(What you should do):
Which lines in the records below contain the word "Inspector"? Copy each one out.

(Raw records):
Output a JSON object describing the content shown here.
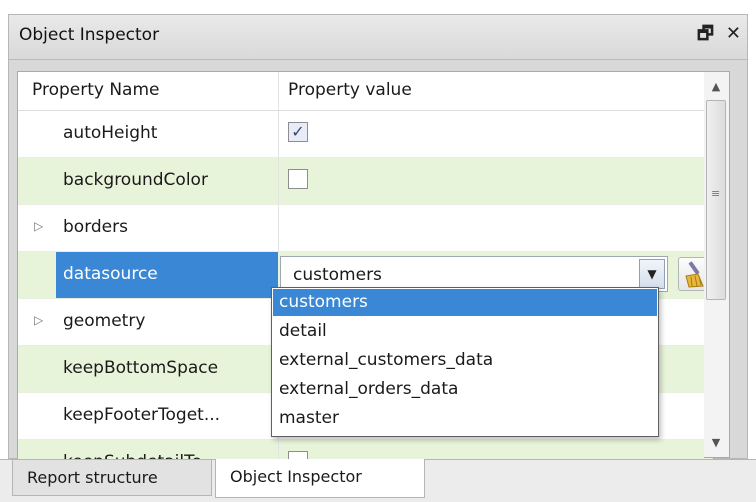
{
  "panel": {
    "title": "Object Inspector",
    "icons": {
      "float": "restore-window-icon",
      "close": "close-icon"
    },
    "float_glyph": "🗗",
    "close_glyph": "✕"
  },
  "grid": {
    "headers": {
      "name": "Property Name",
      "value": "Property value"
    },
    "rows": [
      {
        "name": "autoHeight",
        "value_type": "checkbox",
        "checked": true,
        "check_glyph": "✓"
      },
      {
        "name": "backgroundColor",
        "value_type": "color-box",
        "checked": false
      },
      {
        "name": "borders",
        "value_type": "none",
        "expander": "▷"
      },
      {
        "name": "datasource",
        "value_type": "combo",
        "value": "customers",
        "selected": true
      },
      {
        "name": "geometry",
        "value_type": "none",
        "expander": "▷"
      },
      {
        "name": "keepBottomSpace",
        "value_type": "none"
      },
      {
        "name": "keepFooterTogether",
        "display_name": "keepFooterToget...",
        "value_type": "none"
      },
      {
        "name": "keepSubdetailTo",
        "display_name": "keepSubdetailTo",
        "value_type": "checkbox",
        "checked": false
      }
    ]
  },
  "combo": {
    "arrow_glyph": "▼",
    "clear_icon": "broom-icon"
  },
  "dropdown": {
    "options": [
      "customers",
      "detail",
      "external_customers_data",
      "external_orders_data",
      "master"
    ],
    "selected_index": 0
  },
  "scrollbar": {
    "up_glyph": "▲",
    "down_glyph": "▼",
    "grip": "≡"
  },
  "tabs": [
    {
      "label": "Report structure",
      "active": false
    },
    {
      "label": "Object Inspector",
      "active": true
    }
  ],
  "colors": {
    "accent": "#3a88d5",
    "alt_row": "#e8f4da",
    "title_bg": "#dedede"
  }
}
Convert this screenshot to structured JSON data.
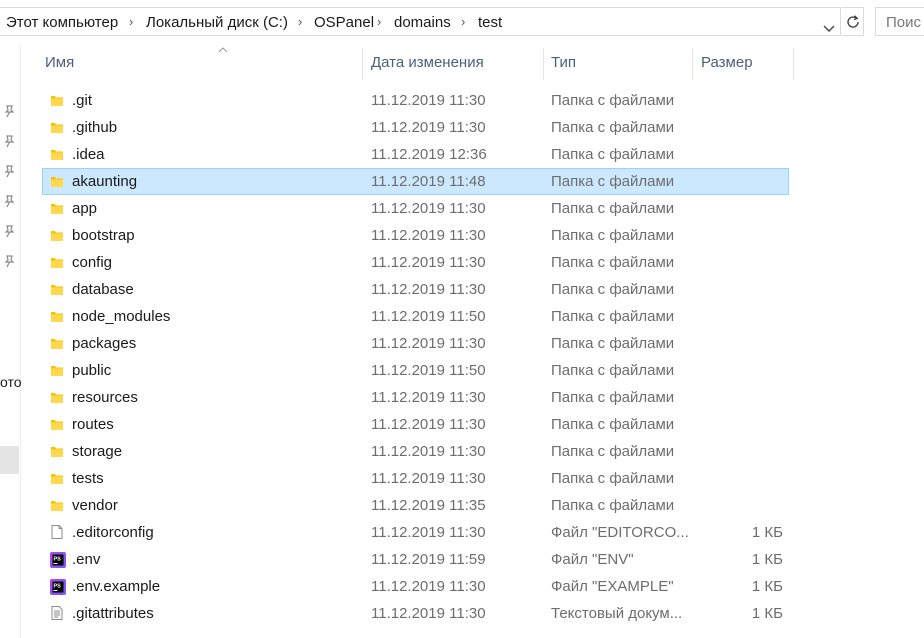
{
  "breadcrumb": {
    "items": [
      "Этот компьютер",
      "Локальный диск (C:)",
      "OSPanel",
      "domains",
      "test"
    ],
    "separator": "›"
  },
  "search": {
    "placeholder": "Поис"
  },
  "nav": {
    "partial_label": "ото"
  },
  "columns": {
    "name": "Имя",
    "date": "Дата изменения",
    "type": "Тип",
    "size": "Размер"
  },
  "colors": {
    "selection_bg": "#cce8ff",
    "selection_border": "#99d1ff",
    "folder": "#f5c400",
    "header_text": "#4c607a"
  },
  "files": [
    {
      "name": ".git",
      "date": "11.12.2019 11:30",
      "type": "Папка с файлами",
      "size": "",
      "icon": "folder-icon",
      "selected": false
    },
    {
      "name": ".github",
      "date": "11.12.2019 11:30",
      "type": "Папка с файлами",
      "size": "",
      "icon": "folder-icon",
      "selected": false
    },
    {
      "name": ".idea",
      "date": "11.12.2019 12:36",
      "type": "Папка с файлами",
      "size": "",
      "icon": "folder-icon",
      "selected": false
    },
    {
      "name": "akaunting",
      "date": "11.12.2019 11:48",
      "type": "Папка с файлами",
      "size": "",
      "icon": "folder-icon",
      "selected": true
    },
    {
      "name": "app",
      "date": "11.12.2019 11:30",
      "type": "Папка с файлами",
      "size": "",
      "icon": "folder-icon",
      "selected": false
    },
    {
      "name": "bootstrap",
      "date": "11.12.2019 11:30",
      "type": "Папка с файлами",
      "size": "",
      "icon": "folder-icon",
      "selected": false
    },
    {
      "name": "config",
      "date": "11.12.2019 11:30",
      "type": "Папка с файлами",
      "size": "",
      "icon": "folder-icon",
      "selected": false
    },
    {
      "name": "database",
      "date": "11.12.2019 11:30",
      "type": "Папка с файлами",
      "size": "",
      "icon": "folder-icon",
      "selected": false
    },
    {
      "name": "node_modules",
      "date": "11.12.2019 11:50",
      "type": "Папка с файлами",
      "size": "",
      "icon": "folder-icon",
      "selected": false
    },
    {
      "name": "packages",
      "date": "11.12.2019 11:30",
      "type": "Папка с файлами",
      "size": "",
      "icon": "folder-icon",
      "selected": false
    },
    {
      "name": "public",
      "date": "11.12.2019 11:50",
      "type": "Папка с файлами",
      "size": "",
      "icon": "folder-icon",
      "selected": false
    },
    {
      "name": "resources",
      "date": "11.12.2019 11:30",
      "type": "Папка с файлами",
      "size": "",
      "icon": "folder-icon",
      "selected": false
    },
    {
      "name": "routes",
      "date": "11.12.2019 11:30",
      "type": "Папка с файлами",
      "size": "",
      "icon": "folder-icon",
      "selected": false
    },
    {
      "name": "storage",
      "date": "11.12.2019 11:30",
      "type": "Папка с файлами",
      "size": "",
      "icon": "folder-icon",
      "selected": false
    },
    {
      "name": "tests",
      "date": "11.12.2019 11:30",
      "type": "Папка с файлами",
      "size": "",
      "icon": "folder-icon",
      "selected": false
    },
    {
      "name": "vendor",
      "date": "11.12.2019 11:35",
      "type": "Папка с файлами",
      "size": "",
      "icon": "folder-icon",
      "selected": false
    },
    {
      "name": ".editorconfig",
      "date": "11.12.2019 11:30",
      "type": "Файл \"EDITORCO...",
      "size": "1 КБ",
      "icon": "file-icon",
      "selected": false
    },
    {
      "name": ".env",
      "date": "11.12.2019 11:59",
      "type": "Файл \"ENV\"",
      "size": "1 КБ",
      "icon": "phpstorm-icon",
      "selected": false
    },
    {
      "name": ".env.example",
      "date": "11.12.2019 11:30",
      "type": "Файл \"EXAMPLE\"",
      "size": "1 КБ",
      "icon": "phpstorm-icon",
      "selected": false
    },
    {
      "name": ".gitattributes",
      "date": "11.12.2019 11:30",
      "type": "Текстовый докум...",
      "size": "1 КБ",
      "icon": "text-file-icon",
      "selected": false
    }
  ]
}
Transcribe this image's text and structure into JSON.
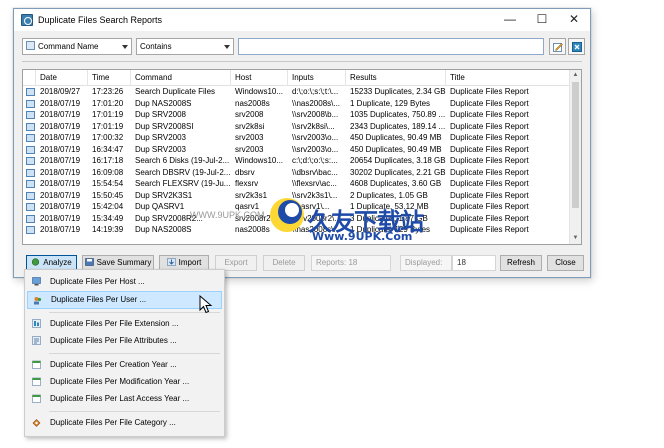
{
  "window": {
    "title": "Duplicate Files Search Reports",
    "controls": {
      "minimize": "—",
      "maximize": "☐",
      "close": "✕"
    }
  },
  "filter": {
    "field_select": "Command Name",
    "operator_select": "Contains",
    "search_value": "",
    "edit_icon": "edit-icon",
    "clear_icon": "clear-filter-icon"
  },
  "table": {
    "columns": [
      "Date",
      "Time",
      "Command",
      "Host",
      "Inputs",
      "Results",
      "Title"
    ],
    "rows": [
      [
        "2018/09/27",
        "17:23:26",
        "Search Duplicate Files",
        "Windows10...",
        "d:\\;o:\\;s:\\;t:\\...",
        "15233 Duplicates, 2.34 GB",
        "Duplicate Files Report"
      ],
      [
        "2018/07/19",
        "17:01:20",
        "Dup NAS2008S",
        "nas2008s",
        "\\\\nas2008s\\...",
        "1 Duplicate, 129 Bytes",
        "Duplicate Files Report"
      ],
      [
        "2018/07/19",
        "17:01:19",
        "Dup SRV2008",
        "srv2008",
        "\\\\srv2008\\b...",
        "1035 Duplicates, 750.89 ...",
        "Duplicate Files Report"
      ],
      [
        "2018/07/19",
        "17:01:19",
        "Dup SRV2008SI",
        "srv2k8si",
        "\\\\srv2k8si\\...",
        "2343 Duplicates, 189.14 ...",
        "Duplicate Files Report"
      ],
      [
        "2018/07/19",
        "17:00:32",
        "Dup SRV2003",
        "srv2003",
        "\\\\srv2003\\o...",
        "450 Duplicates, 90.49 MB",
        "Duplicate Files Report"
      ],
      [
        "2018/07/19",
        "16:34:47",
        "Dup SRV2003",
        "srv2003",
        "\\\\srv2003\\o...",
        "450 Duplicates, 90.49 MB",
        "Duplicate Files Report"
      ],
      [
        "2018/07/19",
        "16:17:18",
        "Search 6 Disks (19-Jul-2...",
        "Windows10...",
        "c:\\;d:\\;o:\\;s:...",
        "20654 Duplicates, 3.18 GB",
        "Duplicate Files Report"
      ],
      [
        "2018/07/19",
        "16:09:08",
        "Search DBSRV (19-Jul-2...",
        "dbsrv",
        "\\\\dbsrv\\bac...",
        "30202 Duplicates, 2.21 GB",
        "Duplicate Files Report"
      ],
      [
        "2018/07/19",
        "15:54:54",
        "Search FLEXSRV (19-Ju...",
        "flexsrv",
        "\\\\flexsrv\\ac...",
        "4608 Duplicates, 3.60 GB",
        "Duplicate Files Report"
      ],
      [
        "2018/07/19",
        "15:50:45",
        "Dup SRV2K3S1",
        "srv2k3s1",
        "\\\\srv2k3s1\\...",
        "2 Duplicates, 1.05 GB",
        "Duplicate Files Report"
      ],
      [
        "2018/07/19",
        "15:42:04",
        "Dup QASRV1",
        "qasrv1",
        "\\\\qasrv1\\...",
        "1 Duplicate, 53.12 MB",
        "Duplicate Files Report"
      ],
      [
        "2018/07/19",
        "15:34:49",
        "Dup SRV2008R2...",
        "srv2008r2",
        "\\\\srv2008r2\\...",
        "3 Duplicates, 1.87 GB",
        "Duplicate Files Report"
      ],
      [
        "2018/07/19",
        "14:19:39",
        "Dup NAS2008S",
        "nas2008s",
        "\\\\nas2008s\\...",
        "1 Duplicate, 129 Bytes",
        "Duplicate Files Report"
      ]
    ]
  },
  "toolbar": {
    "analyze": "Analyze",
    "save_summary": "Save Summary",
    "import": "Import",
    "export": "Export",
    "delete": "Delete",
    "reports_label": "Reports: 18",
    "displayed_label": "Displayed:",
    "displayed_value": "18",
    "refresh": "Refresh",
    "close": "Close"
  },
  "menu": {
    "items": [
      "Duplicate Files Per Host ...",
      "Duplicate Files Per User ...",
      "Duplicate Files Per File Extension ...",
      "Duplicate Files Per File Attributes ...",
      "Duplicate Files Per Creation Year ...",
      "Duplicate Files Per Modification Year ...",
      "Duplicate Files Per Last Access Year ...",
      "Duplicate Files Per File Category ..."
    ]
  },
  "watermark": {
    "left_text": "WWW.9UPK.COM",
    "brand": "久友下载站",
    "url": "Www.9UPK.Com"
  },
  "colors": {
    "accent": "#0078d7",
    "menu_hover": "#cde8ff",
    "watermark_blue": "#1e4aa8"
  }
}
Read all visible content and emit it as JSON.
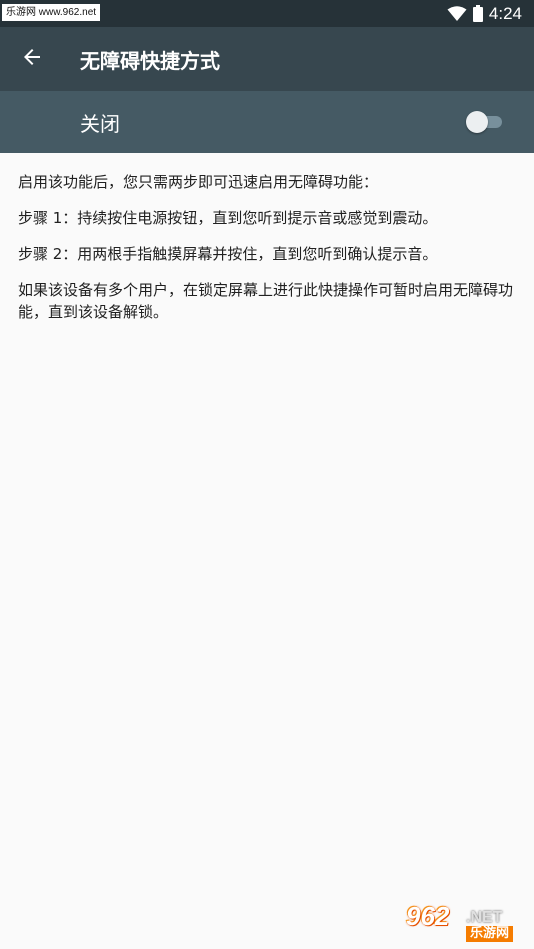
{
  "status_bar": {
    "watermark": "乐游网 www.962.net",
    "time": "4:24"
  },
  "app_bar": {
    "back_icon": "arrow-left-icon",
    "title": "无障碍快捷方式"
  },
  "switch_bar": {
    "label": "关闭",
    "enabled": false
  },
  "content": {
    "paragraphs": [
      "启用该功能后，您只需两步即可迅速启用无障碍功能：",
      "步骤 1：持续按住电源按钮，直到您听到提示音或感觉到震动。",
      "步骤 2：用两根手指触摸屏幕并按住，直到您听到确认提示音。",
      "如果该设备有多个用户，在锁定屏幕上进行此快捷操作可暂时启用无障碍功能，直到该设备解锁。"
    ]
  },
  "watermark_bottom": {
    "digits": "962",
    "suffix": ".NET",
    "cn": "乐游网"
  },
  "colors": {
    "status_bar": "#263238",
    "app_bar": "#37474f",
    "switch_bar": "#455a64",
    "background": "#fafafa"
  }
}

(Exercise output):
    "title": "Object Inspector",
      "label": "Object Inspector",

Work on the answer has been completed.